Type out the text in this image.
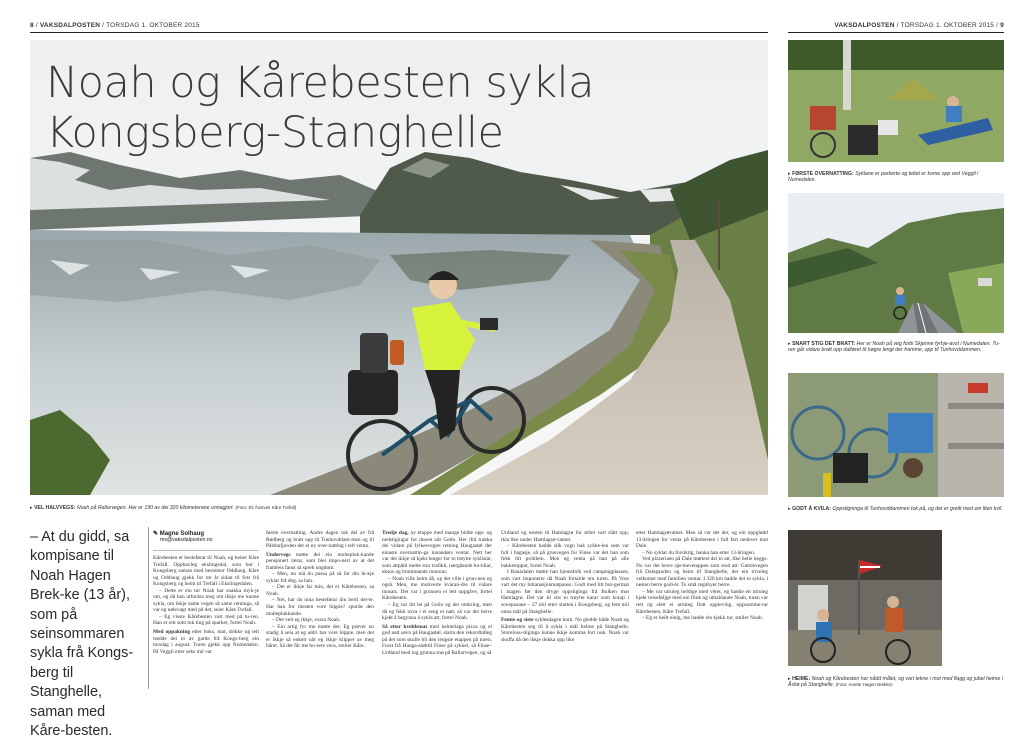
8 / VAKSDALPOSTEN / TORSDAG 1. OKTOBER 2015	VAKSDALPOSTEN / TORSDAG 1. OKTOBER 2015 / 9
Noah og Kårebesten sykla
Kongsberg-Stanghelle
▸ VEL HALVVEGS: Noah på Rallarvegen. Her er 190 av dei 320 kilometerane unnagjort. (Foto: Eli Åsstveit Kåre Trefall)
▸ FØRSTE OVERNATTING: Syklane er parkerte og teltet er kome opp ved Veggli i Numedalen.
▸ SNART STIG DET BRATT: Her er Noah på veg forbi Skjenne fyrhje-avst i Numedalen. Tu-ren går vidare bratt opp dalføret til høgre lengt der framme, opp til Tunhovddammen.
▸ GODT Å KVILA: Oppstigninga til Tunhovddammen tok på, og det er greitt med ein liten kvil.
▸ HEIME: Noah og Kårebesten har nådd målet, og vart tekne i mot med flagg og jubel heime i Åsliø på Stanghelle. (Foto: Anette Hagen Brekke)
– At du gidd, sa kompisane til Noah Hagen Brek-ke (13 år), som på seinsommaren sykla frå Kongs-berg til Stanghelle, saman med Kåre-besten.
✎ Magne Solhaug
ms@vaksdalposten.no

Kårebesten er besteførar til Noah, og heiter Kåre Trefall. Opphavleg ekslingedal, som bur i Kongsberg saman med bestemor Oddlaug. Kåre og Oddlaug gjekk for tre år sidan til fots frå Kongsberg og heim til Trefall i Ekslingedalen.

– Dette er ein tur Noah har snakka myk-je om, og då han utfordra meg om ikkje me kunne sykla, om ikkje same vegen så same retninga, så var eg nølevagt med på det, seier Kåre Trefall.

– Eg visste Kårebesten vart med på tu-ren. Han er eitt som tok ting på sparket, fortel Noah.

Med oppakning etter boks, mat, drikke og telt trødde dei to av garde frå Kongs-berg ein torsdag i august. Turen gjekk opp Numedalen. På Veggli etter seks mil var

første overnatting. Andre dagen tok dei av frå Rødberg og bratt opp til Tunhovddam-men og til Pålsbufjorden der ei ny over-natting i telt venta.

Undervegs møtte dei ein moltepluk-kande pensjonert lærar, som blei impo-nert av at det framleis fanst så sprek ungdom.

– Men, no må du passa på så far din ik-kje syklar frå deg, sa han.

– Det er ikkje far min, det er Kårebesten, sa Noah.

– Nei, har du nota besteførar din berti det-te. Har han for mesten vore hippie? spurde den molteplukkande.

– Det veit eg ikkje, svara Noah.

– Ein artig fyr me møtte der. Eg prøver no stadig å seia at eg aldri har vore hippie, men det er ikkje så enkelt når eg ikkje klipper av meg håret. Så det får me bo-rere vera, smiler Kåre.

Tredje dag, ny etappe med mange bidde opp- og nedstigingar for duoen når Geilo. Her ifrå trakka dei vidare på fylkesvegen retning Haugastøl der einaste overnattin-ga innandørs ventar. Nett her var det ikkje så kjekt lenger for to trøytte syklistar, som attpåtil mette stor trafikk, nærgåande bu-bilar, eksos og brummande motorar.

– Noah ville heim då, og det ville i grun-nen eg også. Men, me motiverte kvaran-dre til vidare innsats. Det var i grunnen ei lett oppgåve, fortel Kårebesten.

– Eg var litt lei på Geilo og der omkring, men då eg fekk sova i ei seng ei natt, så var det berre kjekt å begynna å sykla att, fortel Noah.

Så etter kveldsmat med heimelaga pizza og ei god natt søvn på Haugastøl, starta den rekordtidleg på det som skulle bli den lengste etappen på turen. Forst frå Hauga-stølttil Finse på sykkel, så Finse–Urdland med tog grunna snø på Rallarvegen, og så

Urdland og nesten til Hamlagrø for teltet vart slått opp, ikla like under Hamlagrø-vatnet.

– Kårebesten hadde slik vogn bak sykke-len som var full i bagasje, så på grusvegen for Finse var det han som fekk litt problem. Men eg venta på han på alle bakketoppar, fortel Noah.

I Raundalen møtte han hjemsfolk ved campingplassen, som vart imponerte då Noah fortalde om turen. På Voss vart det my biltanasjonmatpause. Godt med litt bur-germat i magen før den dryge oppstiginga frå Bulken mot Hamlagrø. Det var til sist to trøytte karar som kraup i soveposane – 27 mil etter starten i Kongsberg, og fem mil unna mål på Stanghelle.

Femte og siste syklesdagen kom. No gledde både Noah og Kårebesten seg til å sykla i mål heime på Stanghelle. Storeloss-stiginga kunne ikkje komma fort nok. Noah var skuffa då dei ikkje dukka opp like

etter Hamlagrøvatnet. Men så var det der, og ein oppglødd 13-åringen for venta på Kårebesten i full fart nedover mot Dale.

– No syklar du forsiktig, hauka han etter 13-åringen.

Ved pizzeriaen på Dale møttest dei to att, like helle begge. No var det berre sjø-mevetappen som stod att: Gamlevegen frå Daleganden og heim til Stanghelle, der ein triveleg velkomst med familien ventar. I 320 km hadde dei to sykla, i nesten berre godvêr. To små regnbyer berre.

– Me var utruleg heldige med vêret, eg hadde eit utruleg kjekt reiseføljge med ein flink og uthaldande Noah, turen var rett og slett ei utruleg flott oppleving, oppsumme-rar Kårebesten, Kåre Trefall.

– Eg er heilt einig, me hadde ein kjekk tur, smiler Noah.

:: Short task ::
Report the number of lines holding the string "litt", without any other words.

:: Written answer ::
3